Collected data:
'''
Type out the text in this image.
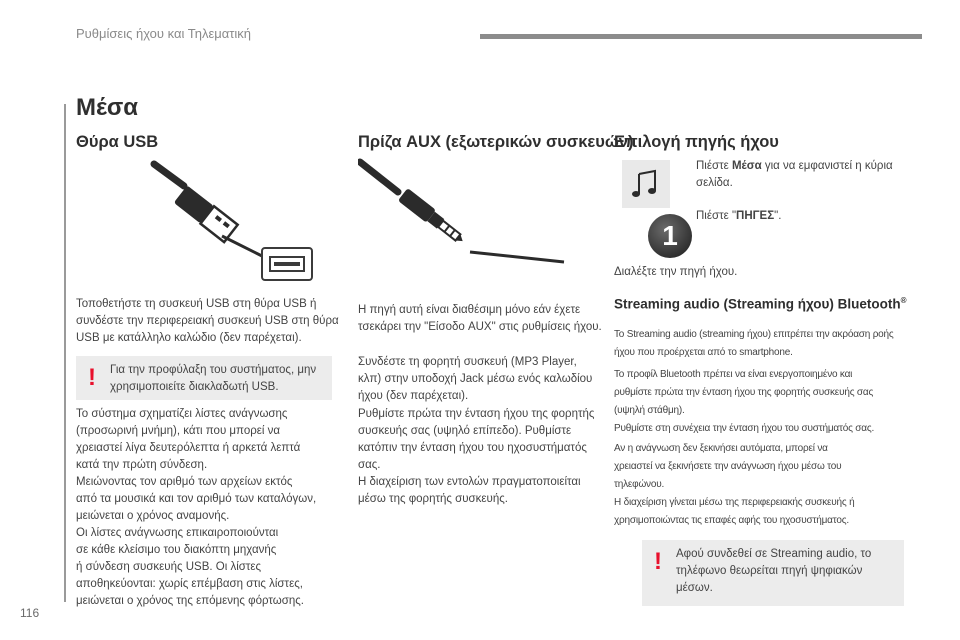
Ρυθμίσεις ήχου και Τηλεματική
116
Μέσα
Θύρα USB
Τοποθετήστε τη συσκευή USB στη θύρα USB ή συνδέστε την περιφερειακή συσκευή USB στη θύρα USB με κατάλληλο καλώδιο (δεν παρέχεται).
! Για την προφύλαξη του συστήματος, μην χρησιμοποιείτε διακλαδωτή USB.

Το σύστημα σχηματίζει λίστες ανάγνωσης

(προσωρινή μνήμη), κάτι που μπορεί να

χρειαστεί λίγα δευτερόλεπτα ή αρκετά λεπτά

κατά την πρώτη σύνδεση.

Μειώνοντας τον αριθμό των αρχείων εκτός

από τα μουσικά και τον αριθμό των καταλόγων,

μειώνεται ο χρόνος αναμονής.

Οι λίστες ανάγνωσης επικαιροποιούνται

σε κάθε κλείσιμο του διακόπτη μηχανής

ή σύνδεση συσκευής USB. Οι λίστες

αποθηκεύονται: χωρίς επέμβαση στις λίστες,

μειώνεται ο χρόνος της επόμενης φόρτωσης.

Πρίζα AUX (εξωτερικών συσκευών)
Η πηγή αυτή είναι διαθέσιμη μόνο εάν έχετε τσεκάρει την "Είσοδο AUX" στις ρυθμίσεις ήχου.
Συνδέστε τη φορητή συσκευή (MP3 Player, κλπ) στην υποδοχή Jack μέσω ενός καλωδίου ήχου (δεν παρέχεται).

Ρυθμίστε πρώτα την ένταση ήχου της φορητής

συσκευής σας (υψηλό επίπεδο). Ρυθμίστε

κατόπιν την ένταση ήχου του ηχοσυστήματός

σας.

Η διαχείριση των εντολών πραγματοποιείται

μέσω της φορητής συσκευής.

Επιλογή πηγής ήχου
Πιέστε Μέσα για να εμφανιστεί η κύρια σελίδα.
1
Πιέστε "ΠΗΓΕΣ".
Διαλέξτε την πηγή ήχου.
Streaming audio (Streaming ήχου) Bluetooth®
Το Streaming audio (streaming ήχου) επιτρέπει την ακρόαση ροής ήχου που προέρχεται από το smartphone.

Το προφίλ Bluetooth πρέπει να είναι ενεργοποιημένο και

ρυθμίστε πρώτα την ένταση ήχου της φορητής συσκευής σας

(υψηλή στάθμη).

Ρυθμίστε στη συνέχεια την ένταση ήχου του συστήματός σας.

Αν η ανάγνωση δεν ξεκινήσει αυτόματα, μπορεί να

χρειαστεί να ξεκινήσετε την ανάγνωση ήχου μέσω του

τηλεφώνου.

Η διαχείριση γίνεται μέσω της περιφερειακής συσκευής ή

χρησιμοποιώντας τις επαφές αφής του ηχοσυστήματος.

! Αφού συνδεθεί σε Streaming audio, το τηλέφωνο θεωρείται πηγή ψηφιακών μέσων.
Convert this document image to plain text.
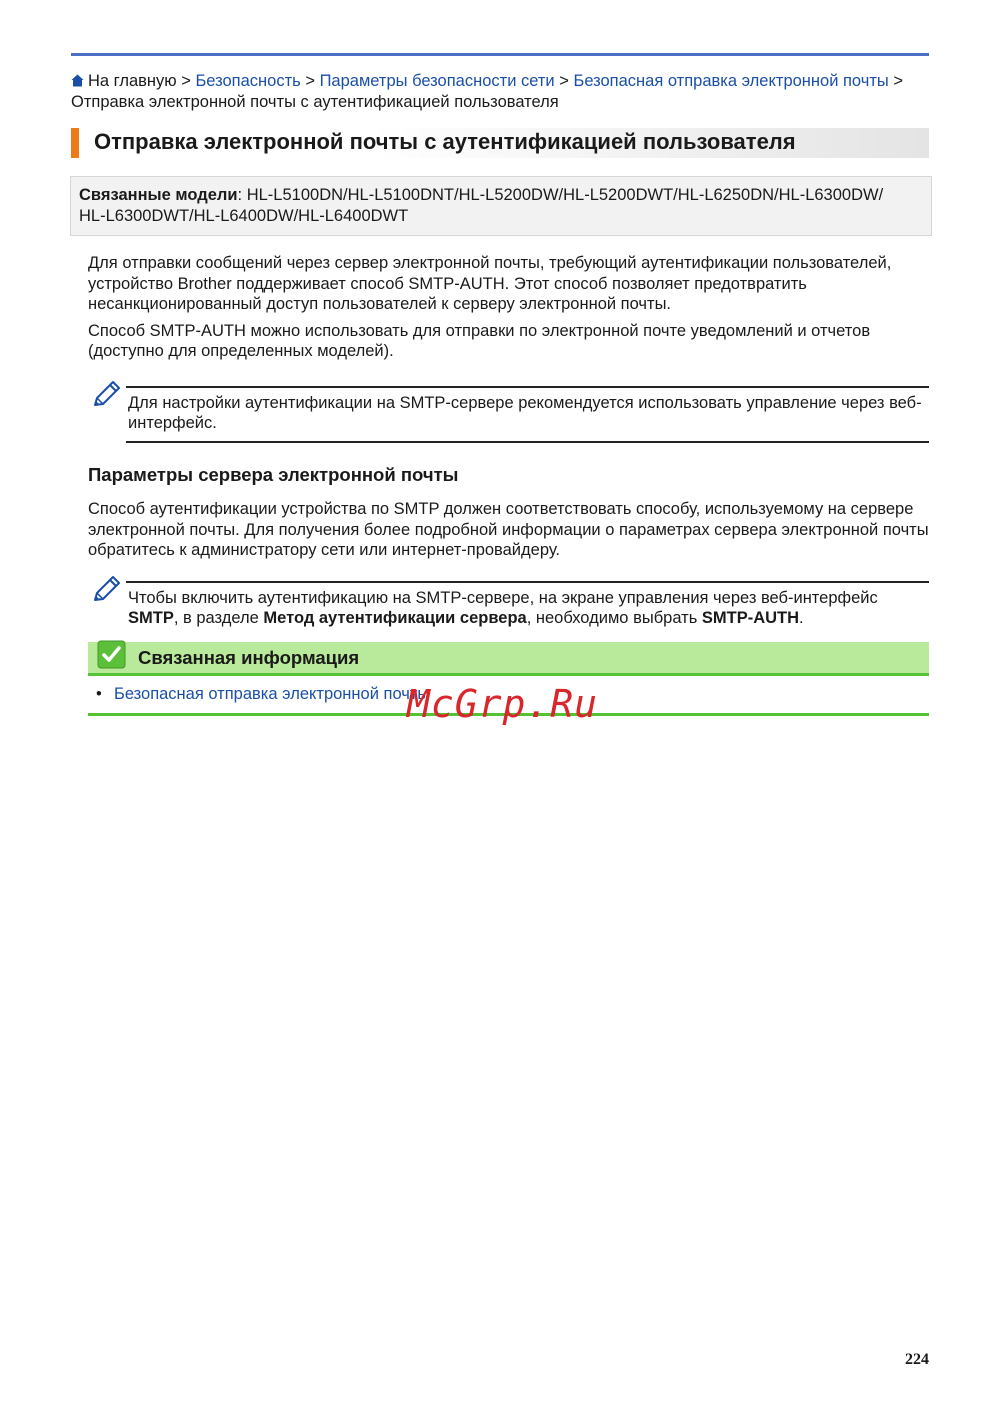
На главную > Безопасность > Параметры безопасности сети > Безопасная отправка электронной почты > Отправка электронной почты с аутентификацией пользователя
Отправка электронной почты с аутентификацией пользователя
Связанные модели: HL-L5100DN/HL-L5100DNT/HL-L5200DW/HL-L5200DWT/HL-L6250DN/HL-L6300DW/
HL-L6300DWT/HL-L6400DW/HL-L6400DWT

Для отправки сообщений через сервер электронной почты, требующий аутентификации пользователей, устройство Brother поддерживает способ SMTP-AUTH. Этот способ позволяет предотвратить несанкционированный доступ пользователей к серверу электронной почты.

Способ SMTP-AUTH можно использовать для отправки по электронной почте уведомлений и отчетов (доступно для определенных моделей).

Для настройки аутентификации на SMTP-сервере рекомендуется использовать управление через веб-интерфейс.
Параметры сервера электронной почты

Способ аутентификации устройства по SMTP должен соответствовать способу, используемому на сервере электронной почты. Для получения более подробной информации о параметрах сервера электронной почты обратитесь к администратору сети или интернет-провайдеру.

Чтобы включить аутентификацию на SMTP-сервере, на экране управления через веб-интерфейс
SMTP, в разделе Метод аутентификации сервера, необходимо выбрать SMTP-AUTH.
Связанная информация
• Безопасная отправка электронной почты
McGrp.Ru
224
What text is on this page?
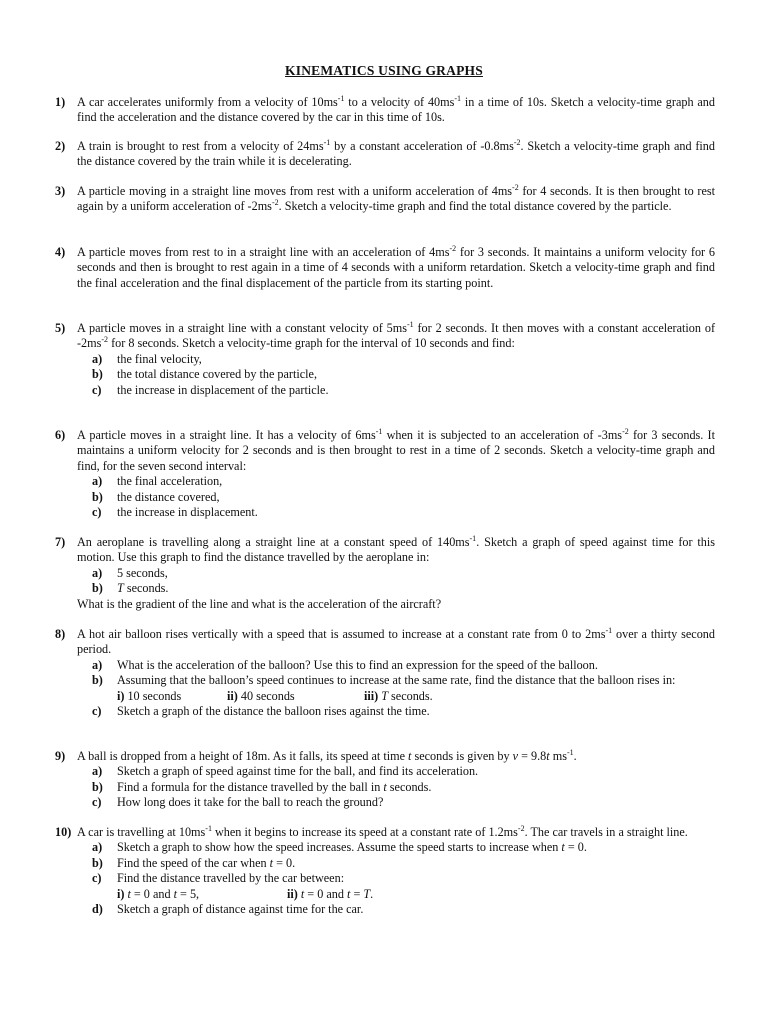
KINEMATICS USING GRAPHS
1) A car accelerates uniformly from a velocity of $10ms^{-1}$ to a velocity of $40ms^{-1}$ in a time of 10s. Sketch a velocity-time graph and find the acceleration and the distance covered by the car in this time of 10s.

2) A train is brought to rest from a velocity of $24ms^{-1}$ by a constant acceleration of $-0.8ms^{-2}$. Sketch a velocity-time graph and find the distance covered by the train while it is decelerating.

3) A particle moving in a straight line moves from rest with a uniform acceleration of $4ms^{-2}$ for 4 seconds. It is then brought to rest again by a uniform acceleration of $-2ms^{-2}$. Sketch a velocity-time graph and find the total distance covered by the particle.

4) A particle moves from rest to in a straight line with an acceleration of $4ms^{-2}$ for 3 seconds. It maintains a uniform velocity for 6 seconds and then is brought to rest again in a time of 4 seconds with a uniform retardation. Sketch a velocity-time graph and find the final acceleration and the final displacement of the particle from its starting point.

5) A particle moves in a straight line with a constant velocity of $5ms^{-1}$ for 2 seconds. It then moves with a constant acceleration of $-2ms^{-2}$ for 8 seconds. Sketch a velocity-time graph for the interval of 10 seconds and find:

a) the final velocity,
b) the total distance covered by the particle,
c) the increase in displacement of the particle.
6) A particle moves in a straight line. It has a velocity of $6ms^{-1}$ when it is subjected to an acceleration of $-3ms^{-2}$ for 3 seconds. It maintains a uniform velocity for 2 seconds and is then brought to rest in a time of 2 seconds. Sketch a velocity-time graph and find, for the seven second interval:

a) the final acceleration,
b) the distance covered,
c) the increase in displacement.
7) An aeroplane is travelling along a straight line at a constant speed of $140ms^{-1}$. Sketch a graph of speed against time for this motion. Use this graph to find the distance travelled by the aeroplane in:

a) 5 seconds,
b) T seconds.

What is the gradient of the line and what is the acceleration of the aircraft?

8) A hot air balloon rises vertically with a speed that is assumed to increase at a constant rate from 0 to $2ms^{-1}$ over a thirty second period.

a) What is the acceleration of the balloon? Use this to find an expression for the speed of the balloon.
b) Assuming that the balloon’s speed continues to increase at the same rate, find the distance that the balloon rises in:
i) 10 seconds	ii) 40 seconds	iii) T seconds.
c) Sketch a graph of the distance the balloon rises against the time.
9) A ball is dropped from a height of 18m. As it falls, its speed at time t seconds is given by v = 9.8t $ms^{-1}$.

a) Sketch a graph of speed against time for the ball, and find its acceleration.
b) Find a formula for the distance travelled by the ball in t seconds.
c) How long does it take for the ball to reach the ground?
10) A car is travelling at $10ms^{-1}$ when it begins to increase its speed at a constant rate of $1.2ms^{-2}$. The car travels in a straight line.

a) Sketch a graph to show how the speed increases. Assume the speed starts to increase when t = 0.
b) Find the speed of the car when t = 0.
c) Find the distance travelled by the car between:
i) t = 0 and t = 5,	ii) t = 0 and t = T.
d) Sketch a graph of distance against time for the car.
'''
## Instructions for the task
List each line of the records that holds the string "μειώνεται".

## Exercise result
μειώνεται ο χρόνος αναμονής.
μειώνεται ο χρόνος της επόμενης φόρτωσης.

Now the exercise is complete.